● Work instructions
Exactly reproduce the line that contains "Convert this document image to plain text." and all lines after it in the entries below, through the very last line.

○ ○ ○

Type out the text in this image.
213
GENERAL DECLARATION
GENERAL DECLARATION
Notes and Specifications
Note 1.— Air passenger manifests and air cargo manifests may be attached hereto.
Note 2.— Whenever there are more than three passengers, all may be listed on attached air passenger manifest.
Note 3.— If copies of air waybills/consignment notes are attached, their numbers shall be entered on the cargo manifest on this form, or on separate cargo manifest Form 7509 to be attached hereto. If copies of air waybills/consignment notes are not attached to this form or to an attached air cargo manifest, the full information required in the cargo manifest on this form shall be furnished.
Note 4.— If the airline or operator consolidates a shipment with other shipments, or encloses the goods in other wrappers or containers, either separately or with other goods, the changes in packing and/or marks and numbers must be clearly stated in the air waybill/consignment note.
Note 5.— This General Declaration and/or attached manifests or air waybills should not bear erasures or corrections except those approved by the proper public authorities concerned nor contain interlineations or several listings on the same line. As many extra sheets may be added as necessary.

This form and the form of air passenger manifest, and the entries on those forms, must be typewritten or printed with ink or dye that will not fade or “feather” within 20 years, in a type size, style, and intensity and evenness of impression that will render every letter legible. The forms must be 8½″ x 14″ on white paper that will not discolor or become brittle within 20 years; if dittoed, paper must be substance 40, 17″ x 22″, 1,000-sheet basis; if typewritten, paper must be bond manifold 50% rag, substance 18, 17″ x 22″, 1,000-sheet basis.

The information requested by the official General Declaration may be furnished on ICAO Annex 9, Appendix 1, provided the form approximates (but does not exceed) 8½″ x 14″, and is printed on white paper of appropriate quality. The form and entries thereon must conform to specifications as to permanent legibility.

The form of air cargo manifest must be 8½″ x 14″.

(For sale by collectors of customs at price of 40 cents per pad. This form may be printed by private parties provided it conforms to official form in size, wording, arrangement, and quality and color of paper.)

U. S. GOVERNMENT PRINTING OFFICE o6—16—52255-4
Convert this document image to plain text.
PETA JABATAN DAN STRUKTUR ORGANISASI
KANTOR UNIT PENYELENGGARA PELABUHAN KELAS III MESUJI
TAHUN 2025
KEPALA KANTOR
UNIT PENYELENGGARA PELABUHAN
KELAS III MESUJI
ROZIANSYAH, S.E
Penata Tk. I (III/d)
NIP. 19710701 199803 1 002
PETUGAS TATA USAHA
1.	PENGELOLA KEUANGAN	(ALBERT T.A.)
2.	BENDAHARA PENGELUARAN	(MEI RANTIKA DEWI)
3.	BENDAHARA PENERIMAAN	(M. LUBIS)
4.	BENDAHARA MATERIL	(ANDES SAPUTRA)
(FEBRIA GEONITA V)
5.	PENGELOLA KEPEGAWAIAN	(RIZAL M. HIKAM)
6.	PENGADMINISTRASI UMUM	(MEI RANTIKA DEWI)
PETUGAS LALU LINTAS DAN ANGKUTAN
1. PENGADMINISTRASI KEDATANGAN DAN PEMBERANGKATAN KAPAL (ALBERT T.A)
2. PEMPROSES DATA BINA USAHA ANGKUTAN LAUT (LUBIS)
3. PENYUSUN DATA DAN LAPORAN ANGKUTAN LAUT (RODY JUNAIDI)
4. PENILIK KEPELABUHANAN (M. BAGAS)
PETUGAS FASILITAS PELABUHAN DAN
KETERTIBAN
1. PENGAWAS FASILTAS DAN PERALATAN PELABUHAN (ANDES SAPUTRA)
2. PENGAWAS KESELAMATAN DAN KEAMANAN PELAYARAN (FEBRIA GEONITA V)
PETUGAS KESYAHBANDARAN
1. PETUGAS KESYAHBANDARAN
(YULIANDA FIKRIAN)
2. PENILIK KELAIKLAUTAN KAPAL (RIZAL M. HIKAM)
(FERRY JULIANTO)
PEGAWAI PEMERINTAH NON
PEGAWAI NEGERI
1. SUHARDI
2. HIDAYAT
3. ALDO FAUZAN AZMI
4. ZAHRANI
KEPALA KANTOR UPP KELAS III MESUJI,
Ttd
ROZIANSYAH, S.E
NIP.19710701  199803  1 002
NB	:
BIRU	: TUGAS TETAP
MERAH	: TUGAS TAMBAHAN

○ ○ ○

● Output of the task
Convert this document image to plain text.
PETA JABATAN DAN STRUKTUR ORGANISASI
KANTOR UNIT PENYELENGGARA PELABUHAN KELAS III MESUJI
TAHUN 2025
KEPALA KANTOR
UNIT PENYELENGGARA PELABUHAN
KELAS III MESUJI
ROZIANSYAH, S.E
Penata Tk. I (III/d)
NIP. 19710701 199803 1 002
PETUGAS TATA USAHA
1.	PENGELOLA KEUANGAN	(ALBERT T.A.)
2.	BENDAHARA PENGELUARAN	(MEI RANTIKA DEWI)
3.	BENDAHARA PENERIMAAN	(M. LUBIS)
4.	BENDAHARA MATERIL	(ANDES SAPUTRA)
(FEBRIA GEONITA V)
5.	PENGELOLA KEPEGAWAIAN	(RIZAL M. HIKAM)
6.	PENGADMINISTRASI UMUM	(MEI RANTIKA DEWI)
PETUGAS LALU LINTAS DAN ANGKUTAN
1. PENGADMINISTRASI KEDATANGAN DAN PEMBERANGKATAN KAPAL (ALBERT T.A)
2. PEMPROSES DATA BINA USAHA ANGKUTAN LAUT (LUBIS)
3. PENYUSUN DATA DAN LAPORAN ANGKUTAN LAUT (RODY JUNAIDI)
4. PENILIK KEPELABUHANAN (M. BAGAS)
PETUGAS FASILITAS PELABUHAN DAN
KETERTIBAN
1. PENGAWAS FASILTAS DAN PERALATAN PELABUHAN (ANDES SAPUTRA)
2. PENGAWAS KESELAMATAN DAN KEAMANAN PELAYARAN (FEBRIA GEONITA V)
PETUGAS KESYAHBANDARAN
1. PETUGAS KESYAHBANDARAN
(YULIANDA FIKRIAN)
2. PENILIK KELAIKLAUTAN KAPAL (RIZAL M. HIKAM)
(FERRY JULIANTO)
PEGAWAI PEMERINTAH NON
PEGAWAI NEGERI
1. SUHARDI
2. HIDAYAT
3. ALDO FAUZAN AZMI
4. ZAHRANI
KEPALA KANTOR UPP KELAS III MESUJI,
Ttd
ROZIANSYAH, S.E
NIP.19710701  199803  1 002
NB	:
BIRU	: TUGAS TETAP
MERAH	: TUGAS TAMBAHAN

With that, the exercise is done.